**Task objective**
Note each line that includes the word "JSON". Copy those lines.
=== Exercise data ===
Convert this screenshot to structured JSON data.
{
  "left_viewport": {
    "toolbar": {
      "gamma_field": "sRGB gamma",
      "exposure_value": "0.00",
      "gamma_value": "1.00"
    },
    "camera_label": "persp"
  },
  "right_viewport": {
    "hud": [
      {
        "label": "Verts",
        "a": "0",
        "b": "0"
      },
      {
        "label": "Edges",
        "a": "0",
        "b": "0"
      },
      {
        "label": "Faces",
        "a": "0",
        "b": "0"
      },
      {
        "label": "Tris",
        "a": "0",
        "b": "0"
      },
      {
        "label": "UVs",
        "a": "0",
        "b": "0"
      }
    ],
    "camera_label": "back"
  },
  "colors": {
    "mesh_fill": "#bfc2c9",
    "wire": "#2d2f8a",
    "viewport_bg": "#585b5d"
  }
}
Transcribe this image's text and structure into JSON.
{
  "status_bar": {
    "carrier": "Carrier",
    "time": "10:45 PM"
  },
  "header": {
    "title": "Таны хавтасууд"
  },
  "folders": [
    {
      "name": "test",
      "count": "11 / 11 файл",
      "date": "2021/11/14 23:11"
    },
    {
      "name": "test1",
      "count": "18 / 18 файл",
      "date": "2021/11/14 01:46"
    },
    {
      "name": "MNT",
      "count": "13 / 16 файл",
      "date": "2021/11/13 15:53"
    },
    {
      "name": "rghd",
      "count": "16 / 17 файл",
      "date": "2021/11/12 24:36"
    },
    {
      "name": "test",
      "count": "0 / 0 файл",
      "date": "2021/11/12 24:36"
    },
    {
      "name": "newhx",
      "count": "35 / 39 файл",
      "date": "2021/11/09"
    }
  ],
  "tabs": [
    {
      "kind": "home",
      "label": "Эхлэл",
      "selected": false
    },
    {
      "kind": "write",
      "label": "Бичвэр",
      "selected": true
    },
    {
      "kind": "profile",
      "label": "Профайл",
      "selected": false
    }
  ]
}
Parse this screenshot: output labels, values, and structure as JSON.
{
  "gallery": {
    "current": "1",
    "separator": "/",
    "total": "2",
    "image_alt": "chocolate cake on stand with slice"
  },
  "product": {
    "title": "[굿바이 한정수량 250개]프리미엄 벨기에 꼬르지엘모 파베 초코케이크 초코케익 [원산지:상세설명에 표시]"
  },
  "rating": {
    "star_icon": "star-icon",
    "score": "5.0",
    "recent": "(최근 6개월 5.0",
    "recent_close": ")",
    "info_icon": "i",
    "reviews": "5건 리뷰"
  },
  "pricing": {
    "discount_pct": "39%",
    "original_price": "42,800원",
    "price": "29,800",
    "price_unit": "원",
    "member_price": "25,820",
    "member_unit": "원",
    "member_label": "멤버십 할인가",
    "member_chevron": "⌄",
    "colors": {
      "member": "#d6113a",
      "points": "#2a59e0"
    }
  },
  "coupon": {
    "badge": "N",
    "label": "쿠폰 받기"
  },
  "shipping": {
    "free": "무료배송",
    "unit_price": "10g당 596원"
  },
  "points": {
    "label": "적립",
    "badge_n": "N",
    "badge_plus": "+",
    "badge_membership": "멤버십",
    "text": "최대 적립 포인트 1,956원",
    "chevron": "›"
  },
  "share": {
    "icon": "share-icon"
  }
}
===
**Output of the task**
Convert this screenshot to structured JSON data.
Transcribe this image's text and structure into JSON.
Parse this screenshot: output labels, values, and structure as JSON.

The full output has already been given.